Only a number is wanted: how many lines in the records below contain "marker"?

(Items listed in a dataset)

--------------------------------

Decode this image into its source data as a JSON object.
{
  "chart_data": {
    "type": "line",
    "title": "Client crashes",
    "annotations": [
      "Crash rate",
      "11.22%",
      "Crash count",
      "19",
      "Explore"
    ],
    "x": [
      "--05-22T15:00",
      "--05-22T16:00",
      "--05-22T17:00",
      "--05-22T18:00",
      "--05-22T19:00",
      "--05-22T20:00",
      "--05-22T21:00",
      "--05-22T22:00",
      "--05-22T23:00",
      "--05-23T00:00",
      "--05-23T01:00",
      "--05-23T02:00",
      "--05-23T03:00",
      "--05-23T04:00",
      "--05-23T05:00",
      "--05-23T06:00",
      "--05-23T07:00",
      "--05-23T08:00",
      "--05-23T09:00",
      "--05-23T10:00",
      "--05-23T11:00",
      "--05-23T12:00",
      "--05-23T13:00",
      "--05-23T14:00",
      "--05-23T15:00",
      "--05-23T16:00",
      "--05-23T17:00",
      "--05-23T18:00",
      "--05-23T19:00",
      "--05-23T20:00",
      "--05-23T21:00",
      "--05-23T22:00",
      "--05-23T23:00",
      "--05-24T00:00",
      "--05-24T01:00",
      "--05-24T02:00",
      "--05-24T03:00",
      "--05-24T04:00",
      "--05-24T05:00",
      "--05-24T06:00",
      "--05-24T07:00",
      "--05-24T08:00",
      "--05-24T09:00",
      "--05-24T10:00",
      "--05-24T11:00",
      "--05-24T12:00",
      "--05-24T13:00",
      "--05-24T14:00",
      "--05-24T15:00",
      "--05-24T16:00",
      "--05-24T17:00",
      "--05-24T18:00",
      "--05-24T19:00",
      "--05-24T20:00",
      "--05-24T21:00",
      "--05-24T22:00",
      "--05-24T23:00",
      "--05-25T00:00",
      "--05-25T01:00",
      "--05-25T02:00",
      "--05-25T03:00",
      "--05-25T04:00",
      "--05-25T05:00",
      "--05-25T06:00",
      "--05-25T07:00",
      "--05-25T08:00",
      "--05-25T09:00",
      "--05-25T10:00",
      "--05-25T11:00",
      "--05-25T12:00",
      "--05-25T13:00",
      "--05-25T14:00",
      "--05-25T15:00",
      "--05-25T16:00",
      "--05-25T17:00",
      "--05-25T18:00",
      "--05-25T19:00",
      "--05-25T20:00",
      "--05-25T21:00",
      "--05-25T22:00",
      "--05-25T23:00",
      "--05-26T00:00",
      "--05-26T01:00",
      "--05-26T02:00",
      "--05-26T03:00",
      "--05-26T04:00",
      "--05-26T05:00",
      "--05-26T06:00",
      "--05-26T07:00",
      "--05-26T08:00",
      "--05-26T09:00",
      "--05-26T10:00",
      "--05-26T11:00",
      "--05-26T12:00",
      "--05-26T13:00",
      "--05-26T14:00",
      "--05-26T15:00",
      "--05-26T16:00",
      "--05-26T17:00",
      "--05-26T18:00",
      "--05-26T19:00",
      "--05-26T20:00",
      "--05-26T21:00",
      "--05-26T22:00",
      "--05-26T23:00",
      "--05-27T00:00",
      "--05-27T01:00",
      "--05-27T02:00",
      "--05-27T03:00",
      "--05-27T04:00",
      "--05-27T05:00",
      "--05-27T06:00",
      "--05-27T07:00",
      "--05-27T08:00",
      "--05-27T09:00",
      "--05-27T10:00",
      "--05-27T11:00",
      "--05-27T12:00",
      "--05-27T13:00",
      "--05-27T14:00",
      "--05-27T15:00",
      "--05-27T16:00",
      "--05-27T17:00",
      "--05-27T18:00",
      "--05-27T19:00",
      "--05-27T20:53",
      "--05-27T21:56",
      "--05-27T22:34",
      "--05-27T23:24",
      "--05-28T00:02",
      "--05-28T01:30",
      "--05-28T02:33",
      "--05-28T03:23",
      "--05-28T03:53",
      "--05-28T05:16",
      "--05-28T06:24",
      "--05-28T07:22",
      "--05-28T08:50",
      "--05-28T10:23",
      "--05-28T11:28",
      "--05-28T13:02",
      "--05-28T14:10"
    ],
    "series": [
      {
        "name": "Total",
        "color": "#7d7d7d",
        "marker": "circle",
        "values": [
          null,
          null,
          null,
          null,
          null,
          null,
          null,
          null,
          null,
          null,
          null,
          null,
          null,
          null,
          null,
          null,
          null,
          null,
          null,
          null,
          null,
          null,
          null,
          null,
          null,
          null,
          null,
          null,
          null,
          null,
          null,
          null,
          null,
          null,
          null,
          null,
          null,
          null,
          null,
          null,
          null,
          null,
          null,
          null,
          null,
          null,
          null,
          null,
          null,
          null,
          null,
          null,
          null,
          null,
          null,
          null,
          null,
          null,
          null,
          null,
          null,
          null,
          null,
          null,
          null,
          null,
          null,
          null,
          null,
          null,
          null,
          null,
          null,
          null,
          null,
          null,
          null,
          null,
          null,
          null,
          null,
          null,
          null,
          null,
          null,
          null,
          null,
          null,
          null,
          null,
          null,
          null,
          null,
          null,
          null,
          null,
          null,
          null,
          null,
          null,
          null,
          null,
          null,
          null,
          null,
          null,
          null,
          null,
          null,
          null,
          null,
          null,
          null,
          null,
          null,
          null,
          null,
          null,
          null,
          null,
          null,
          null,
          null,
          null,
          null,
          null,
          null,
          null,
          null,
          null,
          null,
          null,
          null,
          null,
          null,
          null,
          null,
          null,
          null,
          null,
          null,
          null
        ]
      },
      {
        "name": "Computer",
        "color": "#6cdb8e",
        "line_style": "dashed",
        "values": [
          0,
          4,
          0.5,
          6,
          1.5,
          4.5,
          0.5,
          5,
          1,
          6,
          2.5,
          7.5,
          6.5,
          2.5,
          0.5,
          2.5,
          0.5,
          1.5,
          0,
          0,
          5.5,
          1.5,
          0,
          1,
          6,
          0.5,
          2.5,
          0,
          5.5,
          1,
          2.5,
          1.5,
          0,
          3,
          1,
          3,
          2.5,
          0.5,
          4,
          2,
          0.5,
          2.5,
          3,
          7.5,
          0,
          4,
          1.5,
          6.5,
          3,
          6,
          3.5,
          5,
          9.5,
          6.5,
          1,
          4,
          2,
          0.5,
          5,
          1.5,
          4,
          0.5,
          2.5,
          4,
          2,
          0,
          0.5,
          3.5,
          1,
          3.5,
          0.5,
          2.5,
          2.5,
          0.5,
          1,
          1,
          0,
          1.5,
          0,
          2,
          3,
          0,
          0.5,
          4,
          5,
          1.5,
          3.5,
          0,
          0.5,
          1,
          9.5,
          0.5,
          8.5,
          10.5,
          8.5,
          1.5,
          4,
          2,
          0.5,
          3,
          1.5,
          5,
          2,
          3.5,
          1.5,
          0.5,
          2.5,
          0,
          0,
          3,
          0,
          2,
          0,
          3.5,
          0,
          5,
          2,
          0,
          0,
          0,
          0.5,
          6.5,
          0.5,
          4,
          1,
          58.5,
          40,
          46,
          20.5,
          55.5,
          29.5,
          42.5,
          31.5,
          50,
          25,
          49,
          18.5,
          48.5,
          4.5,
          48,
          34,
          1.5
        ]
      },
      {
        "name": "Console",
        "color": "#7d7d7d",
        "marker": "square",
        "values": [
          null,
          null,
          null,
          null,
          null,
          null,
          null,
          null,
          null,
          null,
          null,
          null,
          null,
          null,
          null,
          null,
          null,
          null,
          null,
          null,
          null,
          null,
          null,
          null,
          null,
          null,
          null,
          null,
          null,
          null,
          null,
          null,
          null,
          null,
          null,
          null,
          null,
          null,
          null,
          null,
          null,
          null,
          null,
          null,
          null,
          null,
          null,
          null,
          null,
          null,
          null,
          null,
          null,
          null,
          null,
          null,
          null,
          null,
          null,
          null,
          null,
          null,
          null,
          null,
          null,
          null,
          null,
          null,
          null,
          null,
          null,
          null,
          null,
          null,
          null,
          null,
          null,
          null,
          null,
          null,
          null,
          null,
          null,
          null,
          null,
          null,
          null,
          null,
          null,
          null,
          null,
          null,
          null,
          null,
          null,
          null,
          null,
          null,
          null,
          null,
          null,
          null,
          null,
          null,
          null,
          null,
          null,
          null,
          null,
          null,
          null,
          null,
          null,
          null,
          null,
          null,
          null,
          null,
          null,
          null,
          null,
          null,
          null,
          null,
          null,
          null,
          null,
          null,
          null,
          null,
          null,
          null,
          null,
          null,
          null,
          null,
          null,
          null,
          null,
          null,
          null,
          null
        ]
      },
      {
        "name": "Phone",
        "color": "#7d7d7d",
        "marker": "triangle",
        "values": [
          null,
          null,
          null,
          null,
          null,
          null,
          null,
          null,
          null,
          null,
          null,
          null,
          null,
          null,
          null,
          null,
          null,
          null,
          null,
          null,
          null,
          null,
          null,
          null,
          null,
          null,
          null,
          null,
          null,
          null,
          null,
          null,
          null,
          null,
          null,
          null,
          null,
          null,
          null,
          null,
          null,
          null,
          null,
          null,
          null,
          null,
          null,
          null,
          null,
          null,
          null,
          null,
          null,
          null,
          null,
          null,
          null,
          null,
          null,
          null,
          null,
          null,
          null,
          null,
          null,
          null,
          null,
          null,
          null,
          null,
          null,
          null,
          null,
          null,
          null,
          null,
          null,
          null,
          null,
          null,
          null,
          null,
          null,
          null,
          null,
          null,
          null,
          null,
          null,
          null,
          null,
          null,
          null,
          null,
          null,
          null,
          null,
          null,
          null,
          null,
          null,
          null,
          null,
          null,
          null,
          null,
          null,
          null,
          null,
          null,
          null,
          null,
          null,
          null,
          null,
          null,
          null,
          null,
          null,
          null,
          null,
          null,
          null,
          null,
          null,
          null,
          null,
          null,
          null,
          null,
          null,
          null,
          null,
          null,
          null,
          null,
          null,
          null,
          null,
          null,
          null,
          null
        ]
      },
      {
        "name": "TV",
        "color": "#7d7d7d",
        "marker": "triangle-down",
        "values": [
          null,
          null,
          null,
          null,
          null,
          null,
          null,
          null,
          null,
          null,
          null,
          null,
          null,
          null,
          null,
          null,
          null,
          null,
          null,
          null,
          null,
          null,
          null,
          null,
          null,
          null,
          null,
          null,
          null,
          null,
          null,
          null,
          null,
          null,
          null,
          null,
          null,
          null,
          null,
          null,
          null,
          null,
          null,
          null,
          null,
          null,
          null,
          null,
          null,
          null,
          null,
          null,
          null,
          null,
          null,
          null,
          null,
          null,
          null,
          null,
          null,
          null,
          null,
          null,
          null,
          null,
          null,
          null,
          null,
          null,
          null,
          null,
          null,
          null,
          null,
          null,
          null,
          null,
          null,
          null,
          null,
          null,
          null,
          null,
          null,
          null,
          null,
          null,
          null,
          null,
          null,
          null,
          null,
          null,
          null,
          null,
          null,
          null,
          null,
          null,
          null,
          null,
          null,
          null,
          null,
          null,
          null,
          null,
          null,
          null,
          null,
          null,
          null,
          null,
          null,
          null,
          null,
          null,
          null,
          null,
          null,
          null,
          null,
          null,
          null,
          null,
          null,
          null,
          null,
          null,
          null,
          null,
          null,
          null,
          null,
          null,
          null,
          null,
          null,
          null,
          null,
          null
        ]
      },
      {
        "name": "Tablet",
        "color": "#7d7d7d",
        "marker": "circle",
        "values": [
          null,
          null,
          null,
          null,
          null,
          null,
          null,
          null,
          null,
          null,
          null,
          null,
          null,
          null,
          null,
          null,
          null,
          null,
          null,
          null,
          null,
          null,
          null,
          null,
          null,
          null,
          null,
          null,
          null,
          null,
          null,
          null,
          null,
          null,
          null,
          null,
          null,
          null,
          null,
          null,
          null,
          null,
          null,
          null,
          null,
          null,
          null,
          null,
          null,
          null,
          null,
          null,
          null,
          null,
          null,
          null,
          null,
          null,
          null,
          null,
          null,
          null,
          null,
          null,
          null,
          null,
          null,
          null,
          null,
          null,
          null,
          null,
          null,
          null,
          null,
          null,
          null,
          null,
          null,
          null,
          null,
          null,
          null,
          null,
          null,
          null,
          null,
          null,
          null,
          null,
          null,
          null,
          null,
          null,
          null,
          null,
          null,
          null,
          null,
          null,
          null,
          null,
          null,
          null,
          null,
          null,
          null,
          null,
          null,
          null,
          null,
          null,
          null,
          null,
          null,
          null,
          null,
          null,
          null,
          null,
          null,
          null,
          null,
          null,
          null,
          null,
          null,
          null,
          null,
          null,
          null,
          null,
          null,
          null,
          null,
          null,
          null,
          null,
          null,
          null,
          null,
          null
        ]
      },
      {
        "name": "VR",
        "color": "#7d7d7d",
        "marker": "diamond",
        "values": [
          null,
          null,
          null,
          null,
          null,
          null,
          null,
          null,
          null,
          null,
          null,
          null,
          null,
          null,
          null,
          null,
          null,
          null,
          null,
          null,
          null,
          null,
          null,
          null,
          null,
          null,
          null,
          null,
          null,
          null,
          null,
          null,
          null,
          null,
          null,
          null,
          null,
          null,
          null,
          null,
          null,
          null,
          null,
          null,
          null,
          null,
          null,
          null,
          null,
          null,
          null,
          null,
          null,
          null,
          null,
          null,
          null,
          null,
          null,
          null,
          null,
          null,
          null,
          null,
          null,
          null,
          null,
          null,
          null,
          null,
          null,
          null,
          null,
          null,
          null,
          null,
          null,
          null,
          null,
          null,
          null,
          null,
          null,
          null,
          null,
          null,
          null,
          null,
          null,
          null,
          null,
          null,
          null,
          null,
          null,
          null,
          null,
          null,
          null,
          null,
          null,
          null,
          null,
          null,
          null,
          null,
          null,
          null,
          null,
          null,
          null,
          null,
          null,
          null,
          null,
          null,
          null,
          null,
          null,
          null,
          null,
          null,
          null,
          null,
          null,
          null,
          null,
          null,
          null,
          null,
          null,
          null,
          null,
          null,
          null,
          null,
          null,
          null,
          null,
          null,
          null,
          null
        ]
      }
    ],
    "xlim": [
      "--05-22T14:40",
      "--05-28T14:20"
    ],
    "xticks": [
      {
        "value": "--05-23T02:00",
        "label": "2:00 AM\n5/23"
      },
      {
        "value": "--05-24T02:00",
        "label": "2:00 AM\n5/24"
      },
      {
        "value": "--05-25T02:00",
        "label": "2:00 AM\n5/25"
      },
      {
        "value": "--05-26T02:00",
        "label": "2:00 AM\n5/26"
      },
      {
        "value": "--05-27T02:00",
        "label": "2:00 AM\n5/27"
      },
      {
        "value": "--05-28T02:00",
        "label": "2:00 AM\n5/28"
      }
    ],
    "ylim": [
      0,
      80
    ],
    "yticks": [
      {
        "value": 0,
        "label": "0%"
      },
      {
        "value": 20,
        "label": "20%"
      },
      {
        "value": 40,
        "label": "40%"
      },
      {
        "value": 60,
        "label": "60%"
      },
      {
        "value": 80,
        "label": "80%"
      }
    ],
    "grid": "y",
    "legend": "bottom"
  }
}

--------------------------------

• FULL ANSWER: 6